TO BE DONE – Work through the data below line by line and say how many lines hold "более"; give only the number.

DATA SECTION –
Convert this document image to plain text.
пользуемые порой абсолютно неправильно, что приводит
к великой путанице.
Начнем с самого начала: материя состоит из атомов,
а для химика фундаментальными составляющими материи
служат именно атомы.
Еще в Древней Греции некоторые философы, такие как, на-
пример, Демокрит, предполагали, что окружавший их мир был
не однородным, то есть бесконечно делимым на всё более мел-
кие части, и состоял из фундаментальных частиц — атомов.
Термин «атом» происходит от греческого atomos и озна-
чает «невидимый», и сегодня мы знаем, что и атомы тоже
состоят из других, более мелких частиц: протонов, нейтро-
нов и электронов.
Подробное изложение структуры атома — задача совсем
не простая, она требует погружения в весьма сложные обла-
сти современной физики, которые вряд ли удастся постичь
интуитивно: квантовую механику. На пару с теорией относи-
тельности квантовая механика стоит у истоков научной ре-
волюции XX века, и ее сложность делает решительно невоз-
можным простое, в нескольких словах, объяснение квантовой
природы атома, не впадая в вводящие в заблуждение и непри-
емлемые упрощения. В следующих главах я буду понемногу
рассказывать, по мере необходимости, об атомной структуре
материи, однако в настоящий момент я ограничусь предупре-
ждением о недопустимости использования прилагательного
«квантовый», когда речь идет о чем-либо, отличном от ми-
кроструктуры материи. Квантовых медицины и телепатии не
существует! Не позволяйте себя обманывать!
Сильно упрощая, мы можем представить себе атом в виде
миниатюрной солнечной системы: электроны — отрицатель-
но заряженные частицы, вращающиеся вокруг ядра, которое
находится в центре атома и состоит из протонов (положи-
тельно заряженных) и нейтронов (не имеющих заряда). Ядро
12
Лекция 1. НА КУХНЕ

SOLVED PROBLEM – 2